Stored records
——————————

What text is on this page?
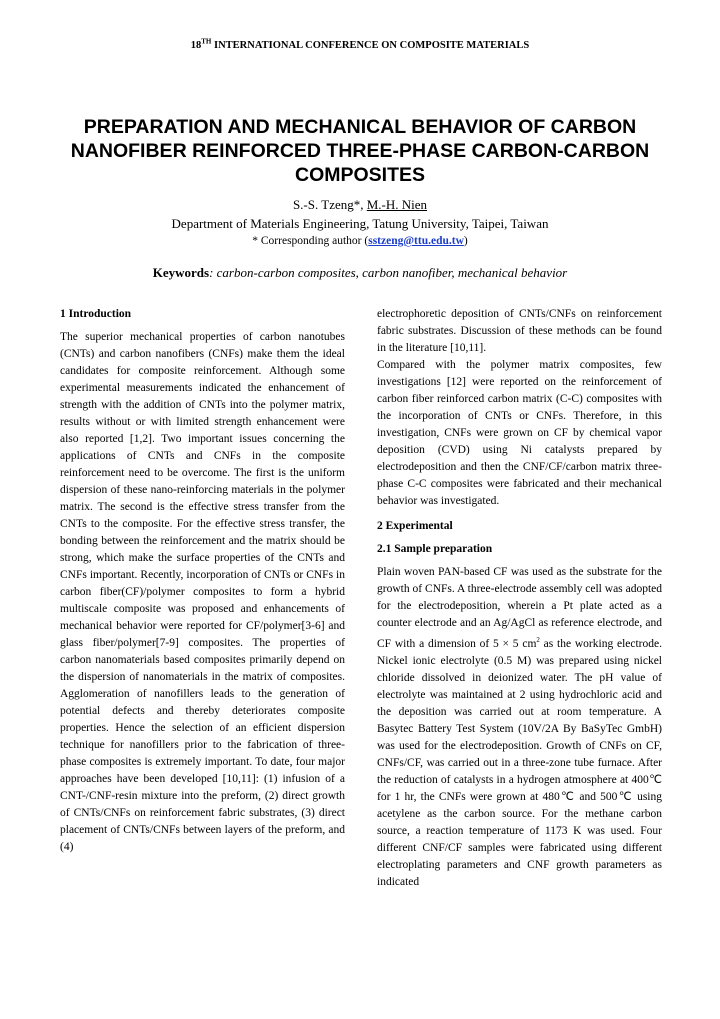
18TH INTERNATIONAL CONFERENCE ON COMPOSITE MATERIALS
PREPARATION AND MECHANICAL BEHAVIOR OF CARBON NANOFIBER REINFORCED THREE-PHASE CARBON-CARBON COMPOSITES
S.-S. Tzeng*, M.-H. Nien
Department of Materials Engineering, Tatung University, Taipei, Taiwan
* Corresponding author (sstzeng@ttu.edu.tw)
Keywords: carbon-carbon composites, carbon nanofiber, mechanical behavior
1 Introduction

The superior mechanical properties of carbon nanotubes (CNTs) and carbon nanofibers (CNFs) make them the ideal candidates for composite reinforcement. Although some experimental measurements indicated the enhancement of strength with the addition of CNTs into the polymer matrix, results without or with limited strength enhancement were also reported [1,2]. Two important issues concerning the applications of CNTs and CNFs in the composite reinforcement need to be overcome. The first is the uniform dispersion of these nano-reinforcing materials in the polymer matrix. The second is the effective stress transfer from the CNTs to the composite. For the effective stress transfer, the bonding between the reinforcement and the matrix should be strong, which make the surface properties of the CNTs and CNFs important. Recently, incorporation of CNTs or CNFs in carbon fiber(CF)/polymer composites to form a hybrid multiscale composite was proposed and enhancements of mechanical behavior were reported for CF/polymer[3-6] and glass fiber/polymer[7-9] composites. The properties of carbon nanomaterials based composites primarily depend on the dispersion of nanomaterials in the matrix of composites. Agglomeration of nanofillers leads to the generation of potential defects and thereby deteriorates composite properties. Hence the selection of an efficient dispersion technique for nanofillers prior to the fabrication of three-phase composites is extremely important. To date, four major approaches have been developed [10,11]: (1) infusion of a CNT-/CNF-resin mixture into the preform, (2) direct growth of CNTs/CNFs on reinforcement fabric substrates, (3) direct placement of CNTs/CNFs between layers of the preform, and (4)

electrophoretic deposition of CNTs/CNFs on reinforcement fabric substrates. Discussion of these methods can be found in the literature [10,11].

Compared with the polymer matrix composites, few investigations [12] were reported on the reinforcement of carbon fiber reinforced carbon matrix (C-C) composites with the incorporation of CNTs or CNFs. Therefore, in this investigation, CNFs were grown on CF by chemical vapor deposition (CVD) using Ni catalysts prepared by electrodeposition and then the CNF/CF/carbon matrix three-phase C-C composites were fabricated and their mechanical behavior was investigated.

2 Experimental
2.1 Sample preparation

Plain woven PAN-based CF was used as the substrate for the growth of CNFs. A three-electrode assembly cell was adopted for the electrodeposition, wherein a Pt plate acted as a counter electrode and an Ag/AgCl as reference electrode, and CF with a dimension of 5 × 5 $cm^2$ as the working electrode. Nickel ionic electrolyte (0.5 M) was prepared using nickel chloride dissolved in deionized water. The pH value of electrolyte was maintained at 2 using hydrochloric acid and the deposition was carried out at room temperature. A Basytec Battery Test System (10V/2A By BaSyTec GmbH) was used for the electrodeposition. Growth of CNFs on CF, CNFs/CF, was carried out in a three-zone tube furnace. After the reduction of catalysts in a hydrogen atmosphere at 400℃ for 1 hr, the CNFs were grown at 480℃ and 500℃ using acetylene as the carbon source. For the methane carbon source, a reaction temperature of 1173 K was used. Four different CNF/CF samples were fabricated using different electroplating parameters and CNF growth parameters as indicated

——————————

Exercise description: Gather every line containing the word "this" and copy it.

Task output:
What text is on this page?
Compared with the polymer matrix composites, few investigations [12] were reported on the reinforcement of carbon fiber reinforced carbon matrix (C-C) composites with the incorporation of CNTs or CNFs. Therefore, in this investigation, CNFs were grown on CF by chemical vapor deposition (CVD) using Ni catalysts prepared by electrodeposition and then the CNF/CF/carbon matrix three-phase C-C composites were fabricated and their mechanical behavior was investigated.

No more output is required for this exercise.